▸ EXERCISE OBJECTIVE:
Print only the line with "Extract the structured" and the lines after it, ending with the last line of the material, each exactly as it stands.

▸ PROVIDED RECORDS:
━━━━━━━━━━━━━━━━

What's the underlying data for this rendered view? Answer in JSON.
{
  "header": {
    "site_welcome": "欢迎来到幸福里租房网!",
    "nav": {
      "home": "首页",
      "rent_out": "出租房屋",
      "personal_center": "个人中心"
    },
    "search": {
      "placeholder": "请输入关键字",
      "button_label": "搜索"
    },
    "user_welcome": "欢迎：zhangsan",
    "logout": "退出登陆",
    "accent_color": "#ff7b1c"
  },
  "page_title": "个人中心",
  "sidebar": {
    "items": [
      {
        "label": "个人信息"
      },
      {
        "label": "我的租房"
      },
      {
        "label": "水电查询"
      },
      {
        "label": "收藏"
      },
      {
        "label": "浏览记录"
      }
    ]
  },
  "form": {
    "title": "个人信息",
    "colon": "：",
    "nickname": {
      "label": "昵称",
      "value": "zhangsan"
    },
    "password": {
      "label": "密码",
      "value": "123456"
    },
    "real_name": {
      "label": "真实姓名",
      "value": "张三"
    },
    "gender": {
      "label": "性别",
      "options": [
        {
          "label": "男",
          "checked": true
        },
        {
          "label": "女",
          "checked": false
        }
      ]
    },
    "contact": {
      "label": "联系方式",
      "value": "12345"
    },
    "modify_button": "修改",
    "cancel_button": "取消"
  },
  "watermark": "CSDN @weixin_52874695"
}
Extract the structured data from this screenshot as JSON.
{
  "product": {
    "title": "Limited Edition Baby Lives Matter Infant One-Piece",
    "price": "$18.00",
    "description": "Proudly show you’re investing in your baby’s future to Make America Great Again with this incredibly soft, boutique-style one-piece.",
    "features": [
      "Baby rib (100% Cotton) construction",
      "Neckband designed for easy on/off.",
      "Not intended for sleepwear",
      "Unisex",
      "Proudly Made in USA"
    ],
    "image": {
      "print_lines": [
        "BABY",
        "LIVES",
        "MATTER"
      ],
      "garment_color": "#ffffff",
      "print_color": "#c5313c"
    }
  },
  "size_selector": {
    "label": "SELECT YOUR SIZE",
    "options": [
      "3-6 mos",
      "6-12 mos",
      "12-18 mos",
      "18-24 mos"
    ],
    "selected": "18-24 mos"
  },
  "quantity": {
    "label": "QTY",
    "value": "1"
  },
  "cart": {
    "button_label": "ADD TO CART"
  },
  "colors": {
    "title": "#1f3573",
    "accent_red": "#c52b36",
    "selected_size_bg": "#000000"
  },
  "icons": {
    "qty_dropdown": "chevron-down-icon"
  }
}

━━━━━━━━━━━━━━━━

▸ CORRECT RESPONSE:
Extract the structured data from this screenshot as JSON.
{
  "product": {
    "title": "Limited Edition Baby Lives Matter Infant One-Piece",
    "price": "$18.00",
    "description": "Proudly show you’re investing in your baby’s future to Make America Great Again with this incredibly soft, boutique-style one-piece.",
    "features": [
      "Baby rib (100% Cotton) construction",
      "Neckband designed for easy on/off.",
      "Not intended for sleepwear",
      "Unisex",
      "Proudly Made in USA"
    ],
    "image": {
      "print_lines": [
        "BABY",
        "LIVES",
        "MATTER"
      ],
      "garment_color": "#ffffff",
      "print_color": "#c5313c"
    }
  },
  "size_selector": {
    "label": "SELECT YOUR SIZE",
    "options": [
      "3-6 mos",
      "6-12 mos",
      "12-18 mos",
      "18-24 mos"
    ],
    "selected": "18-24 mos"
  },
  "quantity": {
    "label": "QTY",
    "value": "1"
  },
  "cart": {
    "button_label": "ADD TO CART"
  },
  "colors": {
    "title": "#1f3573",
    "accent_red": "#c52b36",
    "selected_size_bg": "#000000"
  },
  "icons": {
    "qty_dropdown": "chevron-down-icon"
  }
}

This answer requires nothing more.